## WHAT THE EXERCISE ASKS:
Write the next part of the passage on adverse reactions to etoposide phosphate, picking up after its final sentence.

Description of selected adverse reactions

In the paragraphs below the incidences of adverse events, given as the mean percent, are derived from studies that utilized single agent ETOPOSIDE therapy.

Haematological Toxicity

Myelosuppression (see section 4.4) with fatal outcome has been reported following administration of etoposide phosphate. Myelosuppression is most often dose-limiting. Bone marrow recovery is usually complete by day 20, and no cumulative toxicity has been reported. Granulocyte and platelet nadirs tend to occur about 10 to14 days after administration of etoposide phosphate depending on the way of administration and treatment scheme. Nadirs tend to occur earlier with intravenous administration compared to oral administration. Leucopenia and severe leucopenia (less than 1,000 cells/mm³) were observed in 91% and 17%, respectively, for etoposide phosphate. Thrombocytopenia and severe thrombocytopenia (less than 50,000 platelets/mm³) were seen in 23% and 9% respectively, for etoposide phosphate. Reports of fever and infection were also very common in patients with neutropenia treated with etoposide phosphate. Bleeding has been reported.

Gastrointestinal Toxicity

Nausea and vomiting are the major gastrointestinal toxicities of etoposide phosphate. The nausea and vomiting can usually be controlled by antiemetic therapy.

## DATA RECORDS:
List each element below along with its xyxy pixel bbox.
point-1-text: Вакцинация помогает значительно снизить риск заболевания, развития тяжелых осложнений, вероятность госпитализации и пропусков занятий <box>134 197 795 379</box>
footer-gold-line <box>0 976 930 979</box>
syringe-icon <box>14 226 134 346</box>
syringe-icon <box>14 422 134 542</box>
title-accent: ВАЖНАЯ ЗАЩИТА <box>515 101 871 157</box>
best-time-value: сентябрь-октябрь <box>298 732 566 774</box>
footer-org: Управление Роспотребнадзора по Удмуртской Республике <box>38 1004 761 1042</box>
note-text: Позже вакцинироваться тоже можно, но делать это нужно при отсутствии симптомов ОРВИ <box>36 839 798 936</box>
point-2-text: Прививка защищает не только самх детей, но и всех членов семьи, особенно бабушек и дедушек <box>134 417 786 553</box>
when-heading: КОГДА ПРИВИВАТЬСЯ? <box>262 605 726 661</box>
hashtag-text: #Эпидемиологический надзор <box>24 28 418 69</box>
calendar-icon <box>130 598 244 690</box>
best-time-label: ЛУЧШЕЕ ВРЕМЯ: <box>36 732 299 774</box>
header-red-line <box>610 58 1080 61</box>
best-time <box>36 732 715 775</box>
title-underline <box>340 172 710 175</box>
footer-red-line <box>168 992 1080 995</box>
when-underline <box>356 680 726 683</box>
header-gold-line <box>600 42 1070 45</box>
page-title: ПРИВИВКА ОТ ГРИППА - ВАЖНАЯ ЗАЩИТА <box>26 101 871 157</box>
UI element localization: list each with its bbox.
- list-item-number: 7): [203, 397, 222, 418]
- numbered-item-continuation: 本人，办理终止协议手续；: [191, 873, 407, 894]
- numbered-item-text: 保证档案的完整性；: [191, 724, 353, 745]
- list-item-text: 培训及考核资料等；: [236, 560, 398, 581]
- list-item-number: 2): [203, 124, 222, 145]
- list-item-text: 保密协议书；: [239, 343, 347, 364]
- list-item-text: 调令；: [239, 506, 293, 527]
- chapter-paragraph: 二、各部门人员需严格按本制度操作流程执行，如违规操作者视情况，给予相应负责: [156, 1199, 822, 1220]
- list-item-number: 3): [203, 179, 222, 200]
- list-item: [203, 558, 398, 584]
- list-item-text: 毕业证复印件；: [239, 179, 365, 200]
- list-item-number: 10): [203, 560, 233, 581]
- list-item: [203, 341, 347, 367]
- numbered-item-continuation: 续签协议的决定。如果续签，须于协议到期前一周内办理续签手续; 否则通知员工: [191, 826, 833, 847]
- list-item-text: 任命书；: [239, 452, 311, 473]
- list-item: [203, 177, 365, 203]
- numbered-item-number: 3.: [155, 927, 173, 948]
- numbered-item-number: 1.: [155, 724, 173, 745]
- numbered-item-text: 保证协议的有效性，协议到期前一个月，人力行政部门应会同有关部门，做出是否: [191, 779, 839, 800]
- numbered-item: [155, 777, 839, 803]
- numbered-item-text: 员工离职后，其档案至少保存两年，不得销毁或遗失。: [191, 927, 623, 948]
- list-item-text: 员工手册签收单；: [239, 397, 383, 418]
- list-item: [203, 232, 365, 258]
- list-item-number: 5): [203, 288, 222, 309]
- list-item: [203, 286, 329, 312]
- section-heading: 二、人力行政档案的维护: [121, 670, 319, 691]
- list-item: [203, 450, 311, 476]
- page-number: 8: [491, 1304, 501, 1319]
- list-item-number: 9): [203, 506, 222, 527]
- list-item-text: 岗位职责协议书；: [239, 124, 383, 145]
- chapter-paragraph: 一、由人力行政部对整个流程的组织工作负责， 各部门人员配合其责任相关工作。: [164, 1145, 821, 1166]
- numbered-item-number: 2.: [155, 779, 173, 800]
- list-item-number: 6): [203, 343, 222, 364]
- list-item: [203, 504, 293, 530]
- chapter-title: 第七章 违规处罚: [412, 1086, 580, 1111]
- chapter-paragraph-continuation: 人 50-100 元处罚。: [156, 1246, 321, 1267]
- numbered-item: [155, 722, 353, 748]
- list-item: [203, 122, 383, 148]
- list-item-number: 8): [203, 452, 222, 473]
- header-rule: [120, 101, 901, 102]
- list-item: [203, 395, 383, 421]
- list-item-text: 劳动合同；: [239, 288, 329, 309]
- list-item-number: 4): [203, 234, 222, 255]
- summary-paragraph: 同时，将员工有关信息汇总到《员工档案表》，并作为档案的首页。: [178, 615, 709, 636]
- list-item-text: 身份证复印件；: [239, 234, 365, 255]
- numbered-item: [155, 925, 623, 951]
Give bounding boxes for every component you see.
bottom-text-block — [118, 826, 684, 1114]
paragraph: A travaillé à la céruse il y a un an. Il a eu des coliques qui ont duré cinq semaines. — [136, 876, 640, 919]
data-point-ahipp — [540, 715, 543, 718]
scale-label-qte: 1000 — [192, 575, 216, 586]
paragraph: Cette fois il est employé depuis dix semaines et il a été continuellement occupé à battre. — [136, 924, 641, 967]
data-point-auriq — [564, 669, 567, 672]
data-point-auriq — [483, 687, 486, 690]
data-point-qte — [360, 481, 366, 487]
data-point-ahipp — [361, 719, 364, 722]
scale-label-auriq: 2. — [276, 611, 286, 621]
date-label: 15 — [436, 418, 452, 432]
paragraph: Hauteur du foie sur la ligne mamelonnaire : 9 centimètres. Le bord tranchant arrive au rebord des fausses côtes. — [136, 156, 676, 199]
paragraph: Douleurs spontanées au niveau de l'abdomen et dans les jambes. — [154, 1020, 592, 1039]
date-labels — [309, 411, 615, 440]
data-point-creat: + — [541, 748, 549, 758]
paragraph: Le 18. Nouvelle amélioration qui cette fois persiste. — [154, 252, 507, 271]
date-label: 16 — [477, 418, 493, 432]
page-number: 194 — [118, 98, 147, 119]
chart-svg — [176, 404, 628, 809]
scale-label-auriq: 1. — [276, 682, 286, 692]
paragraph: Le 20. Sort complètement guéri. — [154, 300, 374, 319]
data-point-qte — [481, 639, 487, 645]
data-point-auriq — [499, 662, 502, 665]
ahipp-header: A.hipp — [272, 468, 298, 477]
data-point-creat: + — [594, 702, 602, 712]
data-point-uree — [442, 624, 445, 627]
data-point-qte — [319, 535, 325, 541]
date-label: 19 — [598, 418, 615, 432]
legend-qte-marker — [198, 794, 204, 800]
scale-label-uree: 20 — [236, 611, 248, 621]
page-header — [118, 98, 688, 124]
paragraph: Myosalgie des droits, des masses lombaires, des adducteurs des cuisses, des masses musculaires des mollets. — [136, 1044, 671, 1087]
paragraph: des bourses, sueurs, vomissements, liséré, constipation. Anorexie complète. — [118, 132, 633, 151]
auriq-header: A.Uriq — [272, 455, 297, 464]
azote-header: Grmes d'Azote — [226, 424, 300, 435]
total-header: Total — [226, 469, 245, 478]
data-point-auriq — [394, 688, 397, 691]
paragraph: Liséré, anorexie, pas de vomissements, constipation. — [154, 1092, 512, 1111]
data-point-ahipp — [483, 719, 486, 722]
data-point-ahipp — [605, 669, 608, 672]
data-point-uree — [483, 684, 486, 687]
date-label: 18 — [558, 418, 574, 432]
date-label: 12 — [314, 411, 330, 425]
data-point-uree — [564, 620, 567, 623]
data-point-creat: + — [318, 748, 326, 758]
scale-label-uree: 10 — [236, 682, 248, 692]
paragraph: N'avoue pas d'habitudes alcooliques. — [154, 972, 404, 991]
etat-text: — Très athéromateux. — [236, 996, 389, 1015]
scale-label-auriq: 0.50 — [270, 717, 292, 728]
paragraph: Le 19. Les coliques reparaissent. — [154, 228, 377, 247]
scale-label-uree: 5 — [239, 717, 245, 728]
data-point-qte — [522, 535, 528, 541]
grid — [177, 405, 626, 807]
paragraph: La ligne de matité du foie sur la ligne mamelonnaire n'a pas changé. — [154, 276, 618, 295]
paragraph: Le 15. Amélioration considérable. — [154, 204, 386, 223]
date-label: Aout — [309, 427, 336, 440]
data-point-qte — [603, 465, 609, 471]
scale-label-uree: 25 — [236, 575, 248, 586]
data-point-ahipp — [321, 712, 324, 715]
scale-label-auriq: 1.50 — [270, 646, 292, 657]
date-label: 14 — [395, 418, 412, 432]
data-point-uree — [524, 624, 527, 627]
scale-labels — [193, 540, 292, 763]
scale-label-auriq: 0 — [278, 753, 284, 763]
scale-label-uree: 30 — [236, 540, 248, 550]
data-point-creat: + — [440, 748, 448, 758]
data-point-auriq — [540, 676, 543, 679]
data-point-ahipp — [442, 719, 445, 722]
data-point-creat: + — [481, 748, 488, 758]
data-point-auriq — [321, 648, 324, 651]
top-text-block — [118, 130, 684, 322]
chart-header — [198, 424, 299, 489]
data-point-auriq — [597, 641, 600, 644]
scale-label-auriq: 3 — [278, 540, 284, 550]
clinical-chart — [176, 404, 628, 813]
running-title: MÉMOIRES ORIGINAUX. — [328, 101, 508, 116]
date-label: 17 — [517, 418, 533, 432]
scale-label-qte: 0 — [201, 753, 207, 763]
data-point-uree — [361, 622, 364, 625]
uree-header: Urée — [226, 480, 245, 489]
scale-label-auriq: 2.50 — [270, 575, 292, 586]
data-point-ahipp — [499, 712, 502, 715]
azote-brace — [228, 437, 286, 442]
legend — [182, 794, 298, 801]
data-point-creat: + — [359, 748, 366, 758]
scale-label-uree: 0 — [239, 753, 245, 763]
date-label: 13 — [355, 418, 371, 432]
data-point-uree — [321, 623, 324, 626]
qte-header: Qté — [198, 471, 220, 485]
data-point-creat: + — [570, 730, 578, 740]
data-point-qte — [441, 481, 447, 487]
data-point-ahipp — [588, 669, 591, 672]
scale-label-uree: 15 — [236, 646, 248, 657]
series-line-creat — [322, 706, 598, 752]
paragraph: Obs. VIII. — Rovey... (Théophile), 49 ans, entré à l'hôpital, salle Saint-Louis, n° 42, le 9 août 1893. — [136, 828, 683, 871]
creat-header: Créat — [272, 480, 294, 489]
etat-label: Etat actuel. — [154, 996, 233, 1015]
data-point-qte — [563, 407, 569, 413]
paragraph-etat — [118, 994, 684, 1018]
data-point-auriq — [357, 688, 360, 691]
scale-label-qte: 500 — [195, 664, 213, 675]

## RESPONSE:
Alopecia

Reversible alopecia, sometimes progressing to total baldness, was observed in up to 44% of patients treated with etoposide phosphate.

Hypotension

Transient hypotension following rapid intravenous administration has been reported in patients treated with etoposide phosphate and has not been associated with cardiac toxicity or electrocardiographic changes. Hypotension usually responds to cessation of infusion of etoposide phosphate and/or other supportive therapy as appropriate. When restarting the infusion, a slower administration rate should be used. No delayed hypotension has been noted.

Hypertension

In clinical studies involving etoposide phosphate, episodes of hypertension have been reported. If clinically significant hypertension occurs in patients receiving etoposide phosphate, appropriate supportive therapy should be initiated.

Hypersensitivity

Anaphylactic reactions have been reported to occur during or immediately after intravenous administration of etoposide phosphate. The role that concentration or rate of infusion plays in the development of anaphylactic reactions is uncertain. Blood pressure usually normalizes within a few hours after cessation of the infusion. Anaphylactic reactions can occur with the initial dose of etoposide phosphate.

Anaphylactic reactions (see section 4.4), manifested by chills, tachycardia, bronchospasm, dyspnoea, diaphoresis, pyrexia, pruritus, hypertension or hypotension, syncope, nausea, and vomiting have been reported to occur in 3% (7 of 245 patients treated with ETOPOSIDE in 7 clinical studies) of patients treated with ETOPOSIDE. Facial flushing was reported in 2% of patients and skin rashes in 3%. These reactions have usually responded promptly to the cessation of the infusion and administration of pressor agents, corticosteroids, antihistamines, or volume expanders as appropriate.

Acute fatal reactions associated with bronchospasm have also been reported with etoposide phosphate. Apnoea with spontaneous resumption of breathing following cessation of infusion have also been reported.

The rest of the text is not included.